==== Source records ====

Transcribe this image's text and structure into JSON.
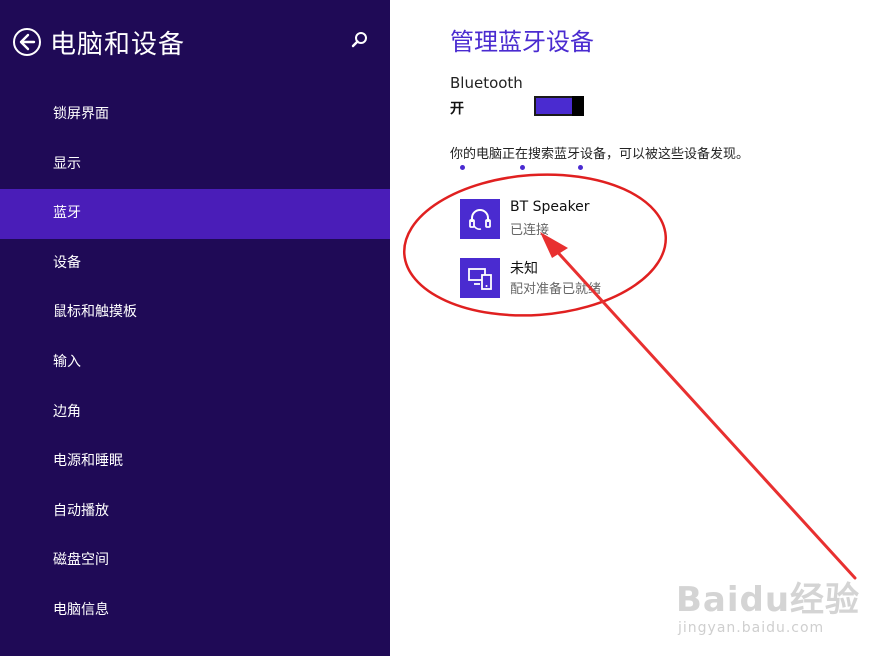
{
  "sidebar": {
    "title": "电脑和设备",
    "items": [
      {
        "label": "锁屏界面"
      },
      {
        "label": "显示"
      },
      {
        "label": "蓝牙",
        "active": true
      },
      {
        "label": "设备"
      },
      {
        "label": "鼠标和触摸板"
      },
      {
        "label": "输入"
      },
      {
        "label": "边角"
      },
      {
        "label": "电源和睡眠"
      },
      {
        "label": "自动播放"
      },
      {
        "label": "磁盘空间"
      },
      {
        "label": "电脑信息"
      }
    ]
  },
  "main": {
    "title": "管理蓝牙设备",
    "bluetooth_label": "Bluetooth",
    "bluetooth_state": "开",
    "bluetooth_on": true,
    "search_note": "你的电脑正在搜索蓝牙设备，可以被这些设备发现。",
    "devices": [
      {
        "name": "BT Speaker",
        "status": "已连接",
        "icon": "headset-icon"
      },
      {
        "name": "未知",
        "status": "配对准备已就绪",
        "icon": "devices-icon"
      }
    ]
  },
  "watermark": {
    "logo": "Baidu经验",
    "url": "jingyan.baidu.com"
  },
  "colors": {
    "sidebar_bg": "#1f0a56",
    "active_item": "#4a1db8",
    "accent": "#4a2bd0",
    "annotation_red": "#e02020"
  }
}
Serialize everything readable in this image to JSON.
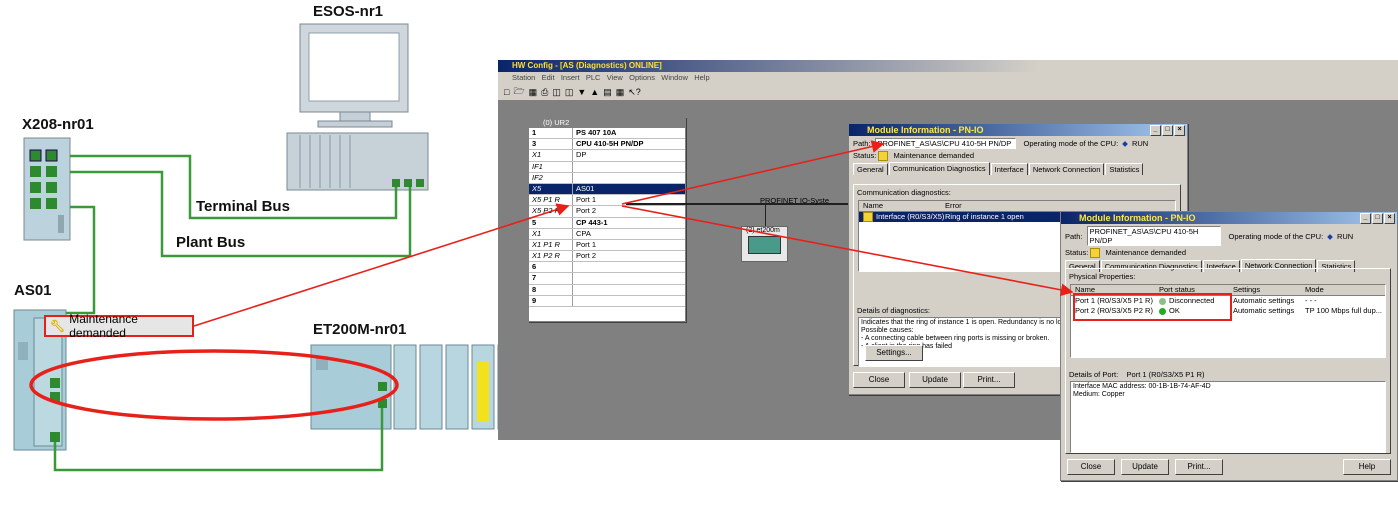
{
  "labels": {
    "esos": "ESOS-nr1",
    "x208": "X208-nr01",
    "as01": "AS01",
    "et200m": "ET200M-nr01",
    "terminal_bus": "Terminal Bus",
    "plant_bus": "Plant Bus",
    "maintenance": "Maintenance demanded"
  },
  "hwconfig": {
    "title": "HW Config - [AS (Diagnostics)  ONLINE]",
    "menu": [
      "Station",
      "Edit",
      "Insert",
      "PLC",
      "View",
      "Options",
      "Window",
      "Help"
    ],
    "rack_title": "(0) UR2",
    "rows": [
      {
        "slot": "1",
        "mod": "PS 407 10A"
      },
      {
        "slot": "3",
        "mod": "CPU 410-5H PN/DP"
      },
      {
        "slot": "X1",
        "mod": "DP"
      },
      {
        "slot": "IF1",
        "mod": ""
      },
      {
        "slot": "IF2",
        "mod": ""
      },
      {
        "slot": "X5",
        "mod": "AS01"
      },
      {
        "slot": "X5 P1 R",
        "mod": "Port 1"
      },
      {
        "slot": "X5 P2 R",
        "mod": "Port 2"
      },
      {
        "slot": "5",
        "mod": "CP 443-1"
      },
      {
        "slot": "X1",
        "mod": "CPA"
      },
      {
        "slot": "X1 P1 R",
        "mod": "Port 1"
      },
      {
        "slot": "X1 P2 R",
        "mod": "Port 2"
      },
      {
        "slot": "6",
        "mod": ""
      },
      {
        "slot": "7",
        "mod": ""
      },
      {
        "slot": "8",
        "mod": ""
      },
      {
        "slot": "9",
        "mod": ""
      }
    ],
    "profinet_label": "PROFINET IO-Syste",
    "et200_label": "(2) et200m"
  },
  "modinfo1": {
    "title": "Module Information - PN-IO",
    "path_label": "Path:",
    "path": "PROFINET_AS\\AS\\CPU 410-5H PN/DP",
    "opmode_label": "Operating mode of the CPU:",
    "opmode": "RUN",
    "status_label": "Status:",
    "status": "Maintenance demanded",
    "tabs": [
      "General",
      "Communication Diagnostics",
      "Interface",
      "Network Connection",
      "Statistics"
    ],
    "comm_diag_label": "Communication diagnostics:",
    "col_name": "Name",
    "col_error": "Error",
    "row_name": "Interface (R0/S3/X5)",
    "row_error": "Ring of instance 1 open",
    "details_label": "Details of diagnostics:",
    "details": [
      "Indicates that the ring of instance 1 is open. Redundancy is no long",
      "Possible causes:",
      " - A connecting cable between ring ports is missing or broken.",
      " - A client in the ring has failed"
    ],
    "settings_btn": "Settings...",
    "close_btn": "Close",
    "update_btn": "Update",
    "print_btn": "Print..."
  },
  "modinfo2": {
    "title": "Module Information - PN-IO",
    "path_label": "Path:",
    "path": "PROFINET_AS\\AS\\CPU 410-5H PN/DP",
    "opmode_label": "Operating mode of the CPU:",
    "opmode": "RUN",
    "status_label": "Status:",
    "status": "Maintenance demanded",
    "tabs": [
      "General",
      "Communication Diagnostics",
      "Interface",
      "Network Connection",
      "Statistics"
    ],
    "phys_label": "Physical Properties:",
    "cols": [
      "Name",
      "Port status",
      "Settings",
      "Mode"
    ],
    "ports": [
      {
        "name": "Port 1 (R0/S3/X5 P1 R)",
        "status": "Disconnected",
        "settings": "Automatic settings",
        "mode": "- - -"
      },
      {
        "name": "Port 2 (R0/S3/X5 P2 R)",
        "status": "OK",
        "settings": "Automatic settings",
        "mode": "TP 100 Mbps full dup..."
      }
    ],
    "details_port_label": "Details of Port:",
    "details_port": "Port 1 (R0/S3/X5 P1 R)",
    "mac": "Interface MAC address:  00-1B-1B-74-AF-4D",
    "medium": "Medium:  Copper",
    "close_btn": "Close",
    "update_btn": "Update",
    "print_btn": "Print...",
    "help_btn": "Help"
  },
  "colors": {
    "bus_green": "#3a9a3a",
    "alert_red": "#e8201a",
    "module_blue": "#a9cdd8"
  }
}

====

**Given task:** Exclude the pictures and transcribe all of the entries exactly.

**Solution for this problem:**
Transcribe this image's text and structure into JSON.
{
  "sidebar": {
    "title": "电脑和设备",
    "items": [
      {
        "label": "锁屏界面"
      },
      {
        "label": "显示"
      },
      {
        "label": "蓝牙",
        "active": true
      },
      {
        "label": "设备"
      },
      {
        "label": "鼠标和触摸板"
      },
      {
        "label": "输入"
      },
      {
        "label": "边角"
      },
      {
        "label": "电源和睡眠"
      },
      {
        "label": "自动播放"
      },
      {
        "label": "磁盘空间"
      },
      {
        "label": "电脑信息"
      }
    ]
  },
  "main": {
    "title": "管理蓝牙设备",
    "bluetooth_label": "Bluetooth",
    "bluetooth_state": "开",
    "bluetooth_on": true,
    "search_note": "你的电脑正在搜索蓝牙设备，可以被这些设备发现。",
    "devices": [
      {
        "name": "BT Speaker",
        "status": "已连接",
        "icon": "headset-icon"
      },
      {
        "name": "未知",
        "status": "配对准备已就绪",
        "icon": "devices-icon"
      }
    ]
  },
  "watermark": {
    "logo": "Baidu经验",
    "url": "jingyan.baidu.com"
  },
  "colors": {
    "sidebar_bg": "#1f0a56",
    "active_item": "#4a1db8",
    "accent": "#4a2bd0",
    "annotation_red": "#e02020"
  }
}
Serialize everything readable in this image to JSON.
{
  "labels": {
    "esos": "ESOS-nr1",
    "x208": "X208-nr01",
    "as01": "AS01",
    "et200m": "ET200M-nr01",
    "terminal_bus": "Terminal Bus",
    "plant_bus": "Plant Bus",
    "maintenance": "Maintenance demanded"
  },
  "hwconfig": {
    "title": "HW Config - [AS (Diagnostics)  ONLINE]",
    "menu": [
      "Station",
      "Edit",
      "Insert",
      "PLC",
      "View",
      "Options",
      "Window",
      "Help"
    ],
    "rack_title": "(0) UR2",
    "rows": [
      {
        "slot": "1",
        "mod": "PS 407 10A"
      },
      {
        "slot": "3",
        "mod": "CPU 410-5H PN/DP"
      },
      {
        "slot": "X1",
        "mod": "DP"
      },
      {
        "slot": "IF1",
        "mod": ""
      },
      {
        "slot": "IF2",
        "mod": ""
      },
      {
        "slot": "X5",
        "mod": "AS01"
      },
      {
        "slot": "X5 P1 R",
        "mod": "Port 1"
      },
      {
        "slot": "X5 P2 R",
        "mod": "Port 2"
      },
      {
        "slot": "5",
        "mod": "CP 443-1"
      },
      {
        "slot": "X1",
        "mod": "CPA"
      },
      {
        "slot": "X1 P1 R",
        "mod": "Port 1"
      },
      {
        "slot": "X1 P2 R",
        "mod": "Port 2"
      },
      {
        "slot": "6",
        "mod": ""
      },
      {
        "slot": "7",
        "mod": ""
      },
      {
        "slot": "8",
        "mod": ""
      },
      {
        "slot": "9",
        "mod": ""
      }
    ],
    "profinet_label": "PROFINET IO-Syste",
    "et200_label": "(2) et200m"
  },
  "modinfo1": {
    "title": "Module Information - PN-IO",
    "path_label": "Path:",
    "path": "PROFINET_AS\\AS\\CPU 410-5H PN/DP",
    "opmode_label": "Operating mode of the CPU:",
    "opmode": "RUN",
    "status_label": "Status:",
    "status": "Maintenance demanded",
    "tabs": [
      "General",
      "Communication Diagnostics",
      "Interface",
      "Network Connection",
      "Statistics"
    ],
    "comm_diag_label": "Communication diagnostics:",
    "col_name": "Name",
    "col_error": "Error",
    "row_name": "Interface (R0/S3/X5)",
    "row_error": "Ring of instance 1 open",
    "details_label": "Details of diagnostics:",
    "details": [
      "Indicates that the ring of instance 1 is open. Redundancy is no long",
      "Possible causes:",
      " - A connecting cable between ring ports is missing or broken.",
      " - A client in the ring has failed"
    ],
    "settings_btn": "Settings...",
    "close_btn": "Close",
    "update_btn": "Update",
    "print_btn": "Print..."
  },
  "modinfo2": {
    "title": "Module Information - PN-IO",
    "path_label": "Path:",
    "path": "PROFINET_AS\\AS\\CPU 410-5H PN/DP",
    "opmode_label": "Operating mode of the CPU:",
    "opmode": "RUN",
    "status_label": "Status:",
    "status": "Maintenance demanded",
    "tabs": [
      "General",
      "Communication Diagnostics",
      "Interface",
      "Network Connection",
      "Statistics"
    ],
    "phys_label": "Physical Properties:",
    "cols": [
      "Name",
      "Port status",
      "Settings",
      "Mode"
    ],
    "ports": [
      {
        "name": "Port 1 (R0/S3/X5 P1 R)",
        "status": "Disconnected",
        "settings": "Automatic settings",
        "mode": "- - -"
      },
      {
        "name": "Port 2 (R0/S3/X5 P2 R)",
        "status": "OK",
        "settings": "Automatic settings",
        "mode": "TP 100 Mbps full dup..."
      }
    ],
    "details_port_label": "Details of Port:",
    "details_port": "Port 1 (R0/S3/X5 P1 R)",
    "mac": "Interface MAC address:  00-1B-1B-74-AF-4D",
    "medium": "Medium:  Copper",
    "close_btn": "Close",
    "update_btn": "Update",
    "print_btn": "Print...",
    "help_btn": "Help"
  },
  "colors": {
    "bus_green": "#3a9a3a",
    "alert_red": "#e8201a",
    "module_blue": "#a9cdd8"
  }
}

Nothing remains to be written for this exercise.